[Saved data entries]

* begin *

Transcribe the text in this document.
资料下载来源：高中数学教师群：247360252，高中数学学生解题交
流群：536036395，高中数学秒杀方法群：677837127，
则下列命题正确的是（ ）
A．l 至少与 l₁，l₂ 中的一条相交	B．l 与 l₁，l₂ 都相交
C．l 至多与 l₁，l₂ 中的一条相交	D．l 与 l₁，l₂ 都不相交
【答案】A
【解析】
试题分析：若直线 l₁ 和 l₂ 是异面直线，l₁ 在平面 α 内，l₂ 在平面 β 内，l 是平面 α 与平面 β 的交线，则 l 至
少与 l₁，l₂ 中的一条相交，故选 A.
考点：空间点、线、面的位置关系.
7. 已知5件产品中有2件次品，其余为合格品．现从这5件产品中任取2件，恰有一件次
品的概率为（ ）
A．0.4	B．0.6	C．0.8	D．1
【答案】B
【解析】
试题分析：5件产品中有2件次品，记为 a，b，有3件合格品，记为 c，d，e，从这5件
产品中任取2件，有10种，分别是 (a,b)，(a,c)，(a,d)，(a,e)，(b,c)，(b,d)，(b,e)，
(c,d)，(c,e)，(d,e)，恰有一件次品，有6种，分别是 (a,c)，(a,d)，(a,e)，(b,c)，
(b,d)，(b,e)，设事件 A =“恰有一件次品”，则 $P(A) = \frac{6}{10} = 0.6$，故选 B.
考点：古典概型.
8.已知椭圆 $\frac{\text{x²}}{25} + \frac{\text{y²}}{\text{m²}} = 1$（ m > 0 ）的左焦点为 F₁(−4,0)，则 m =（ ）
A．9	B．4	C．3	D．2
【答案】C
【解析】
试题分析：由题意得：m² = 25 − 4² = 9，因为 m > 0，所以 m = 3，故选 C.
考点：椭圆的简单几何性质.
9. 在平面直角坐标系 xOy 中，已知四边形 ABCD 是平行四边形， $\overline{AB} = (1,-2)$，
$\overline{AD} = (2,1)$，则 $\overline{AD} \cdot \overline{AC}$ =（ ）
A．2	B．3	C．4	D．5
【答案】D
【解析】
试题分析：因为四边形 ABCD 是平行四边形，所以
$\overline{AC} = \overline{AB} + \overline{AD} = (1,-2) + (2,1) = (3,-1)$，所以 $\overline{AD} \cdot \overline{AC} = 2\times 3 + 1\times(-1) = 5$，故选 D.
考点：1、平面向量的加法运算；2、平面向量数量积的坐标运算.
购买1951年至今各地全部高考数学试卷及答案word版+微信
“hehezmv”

* end *

**What to work on**
All entries shown above should be printed again exactly.

**Task response**
Transcribe the text in this document.
资料下载来源：高中数学教师群：247360252，高中数学学生解题交
流群：536036395，高中数学秒杀方法群：677837127，
则下列命题正确的是（ ）
A．l 至少与 l₁，l₂ 中的一条相交	B．l 与 l₁，l₂ 都相交
C．l 至多与 l₁，l₂ 中的一条相交	D．l 与 l₁，l₂ 都不相交
【答案】A
【解析】
试题分析：若直线 l₁ 和 l₂ 是异面直线，l₁ 在平面 α 内，l₂ 在平面 β 内，l 是平面 α 与平面 β 的交线，则 l 至
少与 l₁，l₂ 中的一条相交，故选 A.
考点：空间点、线、面的位置关系.
7. 已知5件产品中有2件次品，其余为合格品．现从这5件产品中任取2件，恰有一件次
品的概率为（ ）
A．0.4	B．0.6	C．0.8	D．1
【答案】B
【解析】
试题分析：5件产品中有2件次品，记为 a，b，有3件合格品，记为 c，d，e，从这5件
产品中任取2件，有10种，分别是 (a,b)，(a,c)，(a,d)，(a,e)，(b,c)，(b,d)，(b,e)，
(c,d)，(c,e)，(d,e)，恰有一件次品，有6种，分别是 (a,c)，(a,d)，(a,e)，(b,c)，
(b,d)，(b,e)，设事件 A =“恰有一件次品”，则 $P(A) = \frac{6}{10} = 0.6$，故选 B.
考点：古典概型.
8.已知椭圆 $\frac{\text{x²}}{25} + \frac{\text{y²}}{\text{m²}} = 1$（ m > 0 ）的左焦点为 F₁(−4,0)，则 m =（ ）
A．9	B．4	C．3	D．2
【答案】C
【解析】
试题分析：由题意得：m² = 25 − 4² = 9，因为 m > 0，所以 m = 3，故选 C.
考点：椭圆的简单几何性质.
9. 在平面直角坐标系 xOy 中，已知四边形 ABCD 是平行四边形， $\overline{AB} = (1,-2)$，
$\overline{AD} = (2,1)$，则 $\overline{AD} \cdot \overline{AC}$ =（ ）
A．2	B．3	C．4	D．5
【答案】D
【解析】
试题分析：因为四边形 ABCD 是平行四边形，所以
$\overline{AC} = \overline{AB} + \overline{AD} = (1,-2) + (2,1) = (3,-1)$，所以 $\overline{AD} \cdot \overline{AC} = 2\times 3 + 1\times(-1) = 5$，故选 D.
考点：1、平面向量的加法运算；2、平面向量数量积的坐标运算.
购买1951年至今各地全部高考数学试卷及答案word版+微信
“hehezmv”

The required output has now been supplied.